Stored entries:

◆ ◆ ◆ ◆

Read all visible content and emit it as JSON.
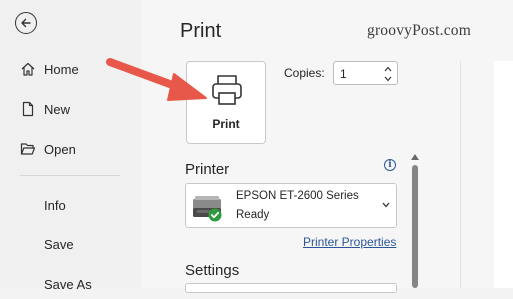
{
  "sidebar": {
    "back_icon": "back-arrow-icon",
    "items": [
      {
        "label": "Home",
        "icon": "home-icon"
      },
      {
        "label": "New",
        "icon": "new-document-icon"
      },
      {
        "label": "Open",
        "icon": "folder-open-icon"
      },
      {
        "label": "Info"
      },
      {
        "label": "Save"
      },
      {
        "label": "Save As"
      }
    ]
  },
  "main": {
    "title": "Print",
    "print_button": {
      "label": "Print",
      "icon": "printer-icon"
    },
    "copies": {
      "label": "Copies:",
      "value": "1"
    },
    "printer_section": {
      "heading": "Printer",
      "info_icon": "info-icon",
      "selected_name": "EPSON ET-2600 Series",
      "selected_status": "Ready",
      "properties_link": "Printer Properties"
    },
    "settings_section": {
      "heading": "Settings"
    }
  },
  "watermark": "groovyPost.com",
  "annotation": {
    "type": "red-arrow",
    "color": "#e8584a"
  },
  "colors": {
    "accent": "#2b5797",
    "arrow": "#e8584a",
    "check": "#2e9a3e"
  }
}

◆ ◆ ◆ ◆

Give the entries again without a single change, but with no pictures.

Read all visible content and emit it as JSON.
{
  "sidebar": {
    "back_icon": "back-arrow-icon",
    "items": [
      {
        "label": "Home",
        "icon": "home-icon"
      },
      {
        "label": "New",
        "icon": "new-document-icon"
      },
      {
        "label": "Open",
        "icon": "folder-open-icon"
      },
      {
        "label": "Info"
      },
      {
        "label": "Save"
      },
      {
        "label": "Save As"
      }
    ]
  },
  "main": {
    "title": "Print",
    "print_button": {
      "label": "Print",
      "icon": "printer-icon"
    },
    "copies": {
      "label": "Copies:",
      "value": "1"
    },
    "printer_section": {
      "heading": "Printer",
      "info_icon": "info-icon",
      "selected_name": "EPSON ET-2600 Series",
      "selected_status": "Ready",
      "properties_link": "Printer Properties"
    },
    "settings_section": {
      "heading": "Settings"
    }
  },
  "watermark": "groovyPost.com",
  "annotation": {
    "type": "red-arrow",
    "color": "#e8584a"
  },
  "colors": {
    "accent": "#2b5797",
    "arrow": "#e8584a",
    "check": "#2e9a3e"
  }
}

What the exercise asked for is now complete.